- **INPUT DATA**
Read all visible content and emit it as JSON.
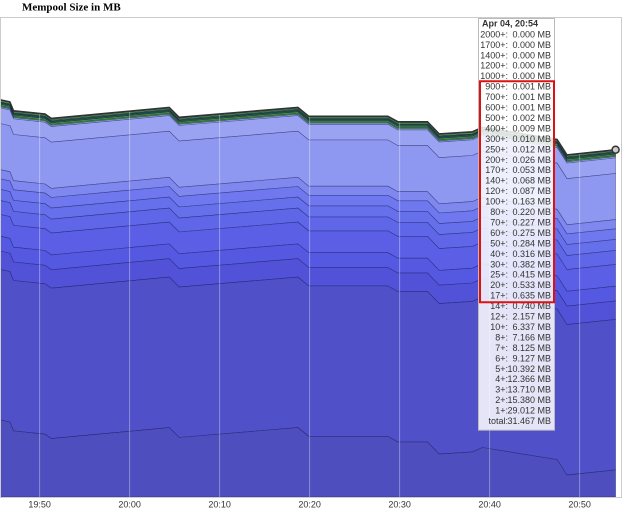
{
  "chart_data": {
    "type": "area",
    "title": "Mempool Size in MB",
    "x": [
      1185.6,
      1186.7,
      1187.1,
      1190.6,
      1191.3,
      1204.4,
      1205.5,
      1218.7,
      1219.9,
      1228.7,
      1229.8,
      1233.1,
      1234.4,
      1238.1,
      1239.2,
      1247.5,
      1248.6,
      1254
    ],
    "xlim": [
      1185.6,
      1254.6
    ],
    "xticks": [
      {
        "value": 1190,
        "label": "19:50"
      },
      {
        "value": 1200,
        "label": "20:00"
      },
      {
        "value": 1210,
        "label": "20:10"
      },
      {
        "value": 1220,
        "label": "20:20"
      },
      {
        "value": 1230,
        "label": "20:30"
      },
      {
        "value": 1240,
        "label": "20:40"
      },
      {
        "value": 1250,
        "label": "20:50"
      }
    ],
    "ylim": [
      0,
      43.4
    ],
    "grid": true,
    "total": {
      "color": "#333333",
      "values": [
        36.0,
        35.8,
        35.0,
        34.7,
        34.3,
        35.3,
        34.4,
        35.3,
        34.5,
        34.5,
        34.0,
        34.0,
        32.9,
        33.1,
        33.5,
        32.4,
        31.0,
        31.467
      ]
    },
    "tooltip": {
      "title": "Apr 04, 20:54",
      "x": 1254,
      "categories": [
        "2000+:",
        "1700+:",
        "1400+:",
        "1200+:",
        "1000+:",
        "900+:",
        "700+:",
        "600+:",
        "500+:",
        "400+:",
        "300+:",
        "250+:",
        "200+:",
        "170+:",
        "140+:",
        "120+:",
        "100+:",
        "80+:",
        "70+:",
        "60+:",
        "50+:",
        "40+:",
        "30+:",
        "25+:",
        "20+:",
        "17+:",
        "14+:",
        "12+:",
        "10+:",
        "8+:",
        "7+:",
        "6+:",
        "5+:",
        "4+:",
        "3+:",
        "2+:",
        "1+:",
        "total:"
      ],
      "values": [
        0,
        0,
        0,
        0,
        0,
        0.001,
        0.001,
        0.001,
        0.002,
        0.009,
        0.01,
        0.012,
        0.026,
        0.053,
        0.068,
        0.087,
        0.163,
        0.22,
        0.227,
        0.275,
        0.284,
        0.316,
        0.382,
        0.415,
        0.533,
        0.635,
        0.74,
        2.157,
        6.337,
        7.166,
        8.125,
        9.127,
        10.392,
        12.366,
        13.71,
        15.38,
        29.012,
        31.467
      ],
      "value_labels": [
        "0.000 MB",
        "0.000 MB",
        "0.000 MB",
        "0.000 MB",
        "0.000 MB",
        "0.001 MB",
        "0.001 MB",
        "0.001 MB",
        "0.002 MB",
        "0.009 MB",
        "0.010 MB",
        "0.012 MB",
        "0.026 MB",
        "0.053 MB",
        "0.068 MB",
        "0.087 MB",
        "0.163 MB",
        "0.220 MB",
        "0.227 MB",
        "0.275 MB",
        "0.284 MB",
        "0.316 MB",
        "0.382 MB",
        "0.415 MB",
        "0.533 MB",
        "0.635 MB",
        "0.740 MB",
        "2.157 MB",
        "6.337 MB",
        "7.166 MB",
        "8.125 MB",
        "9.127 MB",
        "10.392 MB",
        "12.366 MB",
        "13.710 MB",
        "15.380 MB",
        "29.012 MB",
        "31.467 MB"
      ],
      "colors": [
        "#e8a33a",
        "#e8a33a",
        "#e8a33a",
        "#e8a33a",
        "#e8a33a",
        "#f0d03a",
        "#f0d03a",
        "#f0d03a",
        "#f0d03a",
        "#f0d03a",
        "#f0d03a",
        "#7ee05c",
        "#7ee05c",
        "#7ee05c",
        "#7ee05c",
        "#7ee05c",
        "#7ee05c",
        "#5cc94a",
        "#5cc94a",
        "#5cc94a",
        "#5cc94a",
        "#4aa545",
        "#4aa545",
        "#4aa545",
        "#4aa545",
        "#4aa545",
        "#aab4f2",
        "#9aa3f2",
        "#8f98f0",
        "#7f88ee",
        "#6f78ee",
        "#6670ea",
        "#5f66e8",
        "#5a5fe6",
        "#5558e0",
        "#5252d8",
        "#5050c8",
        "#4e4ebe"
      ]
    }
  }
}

---

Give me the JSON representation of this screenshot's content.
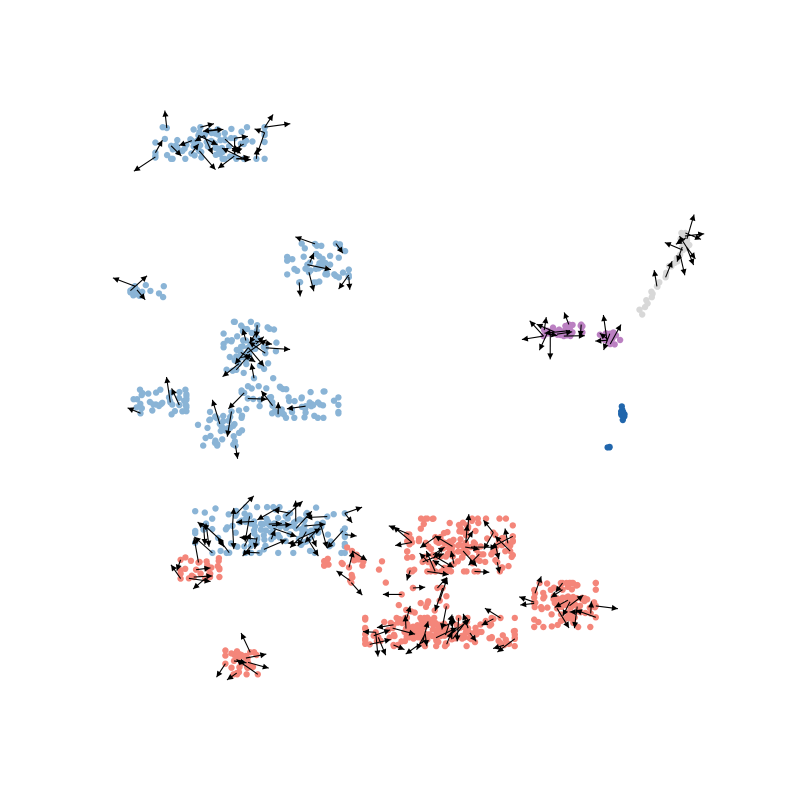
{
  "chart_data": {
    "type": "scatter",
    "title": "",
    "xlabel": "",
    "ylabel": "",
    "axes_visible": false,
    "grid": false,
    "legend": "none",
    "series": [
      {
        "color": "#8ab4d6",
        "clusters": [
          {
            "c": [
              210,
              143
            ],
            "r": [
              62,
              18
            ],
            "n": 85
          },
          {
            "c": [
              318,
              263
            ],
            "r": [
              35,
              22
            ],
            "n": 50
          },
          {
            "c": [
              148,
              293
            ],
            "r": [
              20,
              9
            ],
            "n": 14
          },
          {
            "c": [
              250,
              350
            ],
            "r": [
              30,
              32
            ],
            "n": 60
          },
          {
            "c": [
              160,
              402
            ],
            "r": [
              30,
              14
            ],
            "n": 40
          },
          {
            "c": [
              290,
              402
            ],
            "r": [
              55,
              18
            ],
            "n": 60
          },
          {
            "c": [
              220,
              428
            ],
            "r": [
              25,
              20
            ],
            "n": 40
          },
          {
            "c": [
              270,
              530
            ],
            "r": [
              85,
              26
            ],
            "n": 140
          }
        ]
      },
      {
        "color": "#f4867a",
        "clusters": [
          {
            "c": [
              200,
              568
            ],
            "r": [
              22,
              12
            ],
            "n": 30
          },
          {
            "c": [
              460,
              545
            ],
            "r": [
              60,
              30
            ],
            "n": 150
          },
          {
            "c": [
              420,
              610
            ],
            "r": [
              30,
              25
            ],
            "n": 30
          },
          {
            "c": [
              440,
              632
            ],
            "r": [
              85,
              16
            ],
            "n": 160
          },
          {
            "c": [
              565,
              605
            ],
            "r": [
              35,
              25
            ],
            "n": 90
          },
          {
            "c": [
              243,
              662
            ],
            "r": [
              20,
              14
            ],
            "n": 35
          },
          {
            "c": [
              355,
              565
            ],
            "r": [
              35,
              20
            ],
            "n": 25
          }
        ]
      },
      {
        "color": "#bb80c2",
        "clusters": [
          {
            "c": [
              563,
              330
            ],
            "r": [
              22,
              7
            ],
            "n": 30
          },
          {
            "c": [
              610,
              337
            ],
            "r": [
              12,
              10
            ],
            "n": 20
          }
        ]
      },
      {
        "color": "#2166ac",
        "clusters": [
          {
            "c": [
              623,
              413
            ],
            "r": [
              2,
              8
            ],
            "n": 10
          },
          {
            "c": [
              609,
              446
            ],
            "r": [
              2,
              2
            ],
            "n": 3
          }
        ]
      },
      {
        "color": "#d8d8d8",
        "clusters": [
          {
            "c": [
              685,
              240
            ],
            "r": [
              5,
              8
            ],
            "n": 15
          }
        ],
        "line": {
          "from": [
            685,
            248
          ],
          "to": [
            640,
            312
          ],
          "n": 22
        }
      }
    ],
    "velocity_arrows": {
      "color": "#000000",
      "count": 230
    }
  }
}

--

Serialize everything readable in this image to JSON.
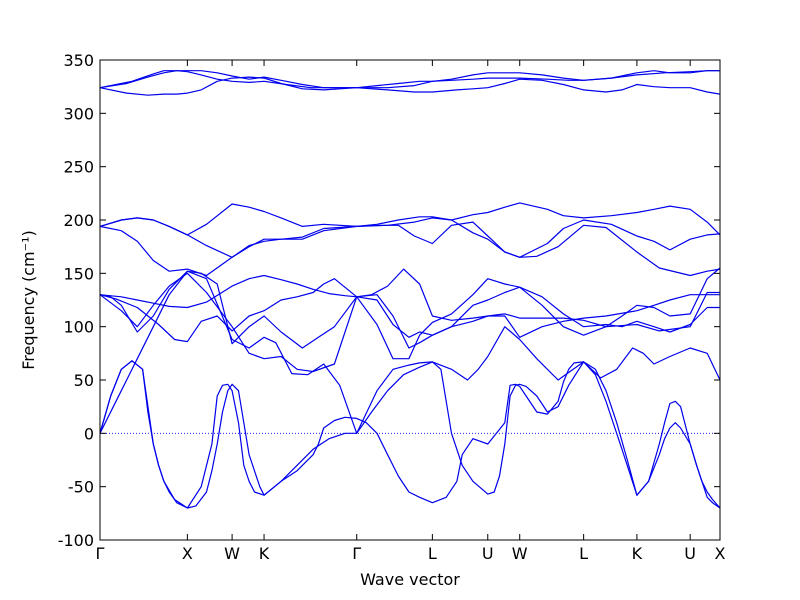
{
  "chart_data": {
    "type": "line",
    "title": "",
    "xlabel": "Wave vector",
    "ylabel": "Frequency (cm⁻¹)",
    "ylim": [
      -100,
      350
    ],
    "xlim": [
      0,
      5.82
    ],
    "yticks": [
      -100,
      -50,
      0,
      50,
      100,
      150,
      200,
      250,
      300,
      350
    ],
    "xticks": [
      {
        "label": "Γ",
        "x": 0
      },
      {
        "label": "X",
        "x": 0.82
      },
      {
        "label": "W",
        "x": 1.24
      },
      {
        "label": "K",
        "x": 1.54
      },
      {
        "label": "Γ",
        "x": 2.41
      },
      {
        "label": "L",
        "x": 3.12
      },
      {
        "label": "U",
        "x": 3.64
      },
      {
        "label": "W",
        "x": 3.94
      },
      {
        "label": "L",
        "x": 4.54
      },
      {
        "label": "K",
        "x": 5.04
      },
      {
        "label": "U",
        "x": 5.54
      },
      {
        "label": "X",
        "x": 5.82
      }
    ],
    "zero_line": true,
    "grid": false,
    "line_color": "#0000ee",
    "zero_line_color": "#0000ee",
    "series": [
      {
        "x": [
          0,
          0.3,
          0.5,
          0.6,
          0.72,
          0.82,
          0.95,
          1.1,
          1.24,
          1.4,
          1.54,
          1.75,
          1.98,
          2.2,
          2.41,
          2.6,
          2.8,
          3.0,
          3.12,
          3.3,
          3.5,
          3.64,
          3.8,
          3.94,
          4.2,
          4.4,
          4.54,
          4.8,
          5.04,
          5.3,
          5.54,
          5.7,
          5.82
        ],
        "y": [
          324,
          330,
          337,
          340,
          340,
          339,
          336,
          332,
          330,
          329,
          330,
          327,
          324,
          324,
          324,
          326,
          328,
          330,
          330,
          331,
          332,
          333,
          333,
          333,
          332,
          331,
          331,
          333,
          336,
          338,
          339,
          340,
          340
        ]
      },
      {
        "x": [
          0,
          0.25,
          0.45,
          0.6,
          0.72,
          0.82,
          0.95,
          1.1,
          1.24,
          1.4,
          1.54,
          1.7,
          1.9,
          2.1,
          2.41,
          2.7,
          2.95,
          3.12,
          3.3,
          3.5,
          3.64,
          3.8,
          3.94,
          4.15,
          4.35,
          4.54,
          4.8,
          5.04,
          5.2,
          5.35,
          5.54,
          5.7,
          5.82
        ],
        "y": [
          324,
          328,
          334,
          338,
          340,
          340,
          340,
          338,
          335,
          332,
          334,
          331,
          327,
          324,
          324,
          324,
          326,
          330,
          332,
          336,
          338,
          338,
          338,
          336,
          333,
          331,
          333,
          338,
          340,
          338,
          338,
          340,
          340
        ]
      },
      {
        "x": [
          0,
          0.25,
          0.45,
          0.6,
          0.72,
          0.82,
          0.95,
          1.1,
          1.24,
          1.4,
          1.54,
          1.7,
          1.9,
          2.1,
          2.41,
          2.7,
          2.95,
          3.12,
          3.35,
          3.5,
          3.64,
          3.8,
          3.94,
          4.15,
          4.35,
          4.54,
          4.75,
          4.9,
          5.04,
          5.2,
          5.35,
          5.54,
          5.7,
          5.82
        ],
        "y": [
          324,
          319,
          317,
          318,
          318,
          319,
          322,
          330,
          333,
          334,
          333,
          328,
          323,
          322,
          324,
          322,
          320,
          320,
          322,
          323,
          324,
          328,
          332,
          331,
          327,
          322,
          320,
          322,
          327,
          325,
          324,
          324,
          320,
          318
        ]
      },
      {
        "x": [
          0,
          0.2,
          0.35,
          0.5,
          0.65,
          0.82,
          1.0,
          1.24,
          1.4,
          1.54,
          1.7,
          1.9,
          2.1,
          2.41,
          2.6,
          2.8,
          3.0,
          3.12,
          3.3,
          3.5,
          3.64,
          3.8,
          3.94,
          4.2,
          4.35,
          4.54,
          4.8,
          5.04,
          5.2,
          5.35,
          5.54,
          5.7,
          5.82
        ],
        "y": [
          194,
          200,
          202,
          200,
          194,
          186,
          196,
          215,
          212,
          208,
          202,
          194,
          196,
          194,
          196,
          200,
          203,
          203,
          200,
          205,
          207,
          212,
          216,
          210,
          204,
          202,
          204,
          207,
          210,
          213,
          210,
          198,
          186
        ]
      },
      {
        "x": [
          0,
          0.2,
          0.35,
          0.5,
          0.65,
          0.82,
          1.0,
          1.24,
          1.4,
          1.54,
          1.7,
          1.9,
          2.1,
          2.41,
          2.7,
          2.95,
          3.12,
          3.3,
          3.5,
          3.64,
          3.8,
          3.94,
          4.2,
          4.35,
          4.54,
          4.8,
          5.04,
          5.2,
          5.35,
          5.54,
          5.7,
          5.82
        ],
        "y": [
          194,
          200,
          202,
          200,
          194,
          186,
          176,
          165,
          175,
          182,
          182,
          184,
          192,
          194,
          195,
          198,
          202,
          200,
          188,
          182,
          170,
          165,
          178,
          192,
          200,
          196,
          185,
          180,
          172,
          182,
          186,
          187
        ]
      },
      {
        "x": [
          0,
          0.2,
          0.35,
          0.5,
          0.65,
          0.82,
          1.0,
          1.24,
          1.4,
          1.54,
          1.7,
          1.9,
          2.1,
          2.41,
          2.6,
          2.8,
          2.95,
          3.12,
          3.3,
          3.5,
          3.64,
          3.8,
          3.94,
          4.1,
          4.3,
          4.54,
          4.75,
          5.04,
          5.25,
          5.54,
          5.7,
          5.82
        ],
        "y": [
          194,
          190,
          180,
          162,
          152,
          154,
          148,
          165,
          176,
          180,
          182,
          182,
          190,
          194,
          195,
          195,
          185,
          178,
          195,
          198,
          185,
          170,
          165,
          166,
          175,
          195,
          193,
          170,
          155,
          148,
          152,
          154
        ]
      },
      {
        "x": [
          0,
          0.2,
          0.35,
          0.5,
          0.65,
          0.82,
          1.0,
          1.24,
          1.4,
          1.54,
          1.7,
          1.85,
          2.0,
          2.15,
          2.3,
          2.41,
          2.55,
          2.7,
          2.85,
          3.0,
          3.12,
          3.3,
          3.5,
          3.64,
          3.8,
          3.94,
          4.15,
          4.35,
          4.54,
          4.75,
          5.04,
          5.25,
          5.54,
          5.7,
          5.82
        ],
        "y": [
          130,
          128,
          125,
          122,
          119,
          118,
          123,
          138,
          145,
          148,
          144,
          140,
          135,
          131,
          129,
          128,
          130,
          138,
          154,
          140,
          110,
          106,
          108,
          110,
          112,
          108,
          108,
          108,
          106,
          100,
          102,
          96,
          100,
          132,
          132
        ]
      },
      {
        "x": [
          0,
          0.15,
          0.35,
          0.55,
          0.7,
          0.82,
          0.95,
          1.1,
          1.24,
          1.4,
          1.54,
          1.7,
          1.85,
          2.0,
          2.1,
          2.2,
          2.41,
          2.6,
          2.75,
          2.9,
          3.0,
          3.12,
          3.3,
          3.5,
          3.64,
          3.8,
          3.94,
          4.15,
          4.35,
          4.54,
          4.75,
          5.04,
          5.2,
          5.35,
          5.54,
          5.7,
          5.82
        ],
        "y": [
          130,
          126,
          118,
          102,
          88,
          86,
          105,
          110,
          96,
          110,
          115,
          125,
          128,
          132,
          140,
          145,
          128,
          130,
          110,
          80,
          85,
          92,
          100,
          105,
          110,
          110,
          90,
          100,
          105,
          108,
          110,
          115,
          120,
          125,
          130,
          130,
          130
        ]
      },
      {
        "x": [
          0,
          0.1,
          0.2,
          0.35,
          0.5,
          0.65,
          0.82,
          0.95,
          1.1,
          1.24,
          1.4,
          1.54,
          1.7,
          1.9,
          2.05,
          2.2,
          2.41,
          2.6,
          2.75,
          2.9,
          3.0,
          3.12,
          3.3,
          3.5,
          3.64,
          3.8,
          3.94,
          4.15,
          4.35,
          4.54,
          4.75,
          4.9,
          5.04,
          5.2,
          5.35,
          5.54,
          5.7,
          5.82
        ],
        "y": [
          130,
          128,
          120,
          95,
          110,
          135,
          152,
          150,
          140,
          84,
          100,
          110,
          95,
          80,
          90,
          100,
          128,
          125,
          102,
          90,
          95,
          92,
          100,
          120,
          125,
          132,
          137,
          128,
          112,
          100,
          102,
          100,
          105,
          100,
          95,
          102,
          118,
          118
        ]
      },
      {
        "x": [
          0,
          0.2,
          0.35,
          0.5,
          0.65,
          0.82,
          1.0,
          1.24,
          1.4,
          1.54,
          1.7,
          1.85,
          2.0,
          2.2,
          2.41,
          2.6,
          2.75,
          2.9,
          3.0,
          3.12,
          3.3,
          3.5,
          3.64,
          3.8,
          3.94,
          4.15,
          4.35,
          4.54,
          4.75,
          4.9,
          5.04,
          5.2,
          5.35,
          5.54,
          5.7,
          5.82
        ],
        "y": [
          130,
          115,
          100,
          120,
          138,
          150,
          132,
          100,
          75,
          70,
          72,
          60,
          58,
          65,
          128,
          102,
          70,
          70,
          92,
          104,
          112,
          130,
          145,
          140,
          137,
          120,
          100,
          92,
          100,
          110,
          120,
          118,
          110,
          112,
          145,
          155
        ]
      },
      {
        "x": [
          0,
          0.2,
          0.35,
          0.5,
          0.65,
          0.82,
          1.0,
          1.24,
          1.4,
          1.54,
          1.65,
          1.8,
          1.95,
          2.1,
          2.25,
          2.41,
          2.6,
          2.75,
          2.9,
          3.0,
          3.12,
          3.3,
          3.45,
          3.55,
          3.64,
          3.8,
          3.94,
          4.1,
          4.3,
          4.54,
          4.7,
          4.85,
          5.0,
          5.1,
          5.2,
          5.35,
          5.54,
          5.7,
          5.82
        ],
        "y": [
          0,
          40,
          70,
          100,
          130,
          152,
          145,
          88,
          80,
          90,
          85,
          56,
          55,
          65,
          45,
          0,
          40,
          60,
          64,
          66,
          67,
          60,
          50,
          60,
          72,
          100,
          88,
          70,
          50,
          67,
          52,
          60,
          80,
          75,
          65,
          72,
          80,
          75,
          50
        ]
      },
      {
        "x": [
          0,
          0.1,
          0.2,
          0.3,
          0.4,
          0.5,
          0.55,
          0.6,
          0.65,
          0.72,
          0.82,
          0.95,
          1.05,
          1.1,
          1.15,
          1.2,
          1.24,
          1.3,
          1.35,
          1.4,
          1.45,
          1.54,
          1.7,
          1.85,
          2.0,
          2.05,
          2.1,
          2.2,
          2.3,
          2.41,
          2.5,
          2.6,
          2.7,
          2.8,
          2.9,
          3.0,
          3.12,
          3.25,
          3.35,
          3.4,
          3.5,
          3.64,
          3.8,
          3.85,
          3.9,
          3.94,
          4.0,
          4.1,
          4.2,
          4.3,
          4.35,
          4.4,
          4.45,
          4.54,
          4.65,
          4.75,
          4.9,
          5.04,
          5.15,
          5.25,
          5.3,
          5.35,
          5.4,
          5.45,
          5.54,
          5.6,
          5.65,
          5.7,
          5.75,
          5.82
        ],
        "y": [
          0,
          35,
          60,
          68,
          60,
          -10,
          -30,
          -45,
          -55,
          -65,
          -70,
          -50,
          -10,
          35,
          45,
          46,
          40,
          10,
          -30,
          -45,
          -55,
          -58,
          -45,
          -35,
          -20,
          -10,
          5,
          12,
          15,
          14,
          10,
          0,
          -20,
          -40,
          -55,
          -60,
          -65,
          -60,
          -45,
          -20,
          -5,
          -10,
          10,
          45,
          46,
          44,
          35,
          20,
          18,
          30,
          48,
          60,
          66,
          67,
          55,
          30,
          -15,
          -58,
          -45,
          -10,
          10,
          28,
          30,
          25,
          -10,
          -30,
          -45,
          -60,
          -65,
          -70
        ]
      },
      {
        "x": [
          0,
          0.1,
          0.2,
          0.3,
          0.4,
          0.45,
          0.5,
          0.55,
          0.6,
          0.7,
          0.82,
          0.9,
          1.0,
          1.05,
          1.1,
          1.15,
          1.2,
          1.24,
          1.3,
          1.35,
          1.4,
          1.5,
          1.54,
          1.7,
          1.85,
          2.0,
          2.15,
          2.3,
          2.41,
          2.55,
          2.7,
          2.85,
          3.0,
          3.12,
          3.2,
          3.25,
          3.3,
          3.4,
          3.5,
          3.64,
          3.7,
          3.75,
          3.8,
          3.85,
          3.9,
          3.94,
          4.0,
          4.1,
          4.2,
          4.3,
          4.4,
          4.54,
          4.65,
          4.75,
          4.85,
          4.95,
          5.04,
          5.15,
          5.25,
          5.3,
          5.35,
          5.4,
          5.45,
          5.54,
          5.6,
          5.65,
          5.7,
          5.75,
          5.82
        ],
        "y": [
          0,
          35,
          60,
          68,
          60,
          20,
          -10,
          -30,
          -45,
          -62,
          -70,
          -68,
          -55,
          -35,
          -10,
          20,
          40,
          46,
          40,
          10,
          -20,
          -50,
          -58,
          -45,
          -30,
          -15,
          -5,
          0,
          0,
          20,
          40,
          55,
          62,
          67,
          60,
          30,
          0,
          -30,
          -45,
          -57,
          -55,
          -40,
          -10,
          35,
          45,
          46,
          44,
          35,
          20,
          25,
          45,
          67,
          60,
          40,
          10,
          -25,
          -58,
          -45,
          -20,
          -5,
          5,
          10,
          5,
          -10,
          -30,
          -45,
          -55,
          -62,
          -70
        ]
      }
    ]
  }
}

- **DIRECTION**
List all lines from the entries that include the word "title".

- **ANSWER FOR THE TASK**
    "title": "Mempool Size in MB",
      "title": "Apr 04, 20:54",
    "title": "",
    "title": "",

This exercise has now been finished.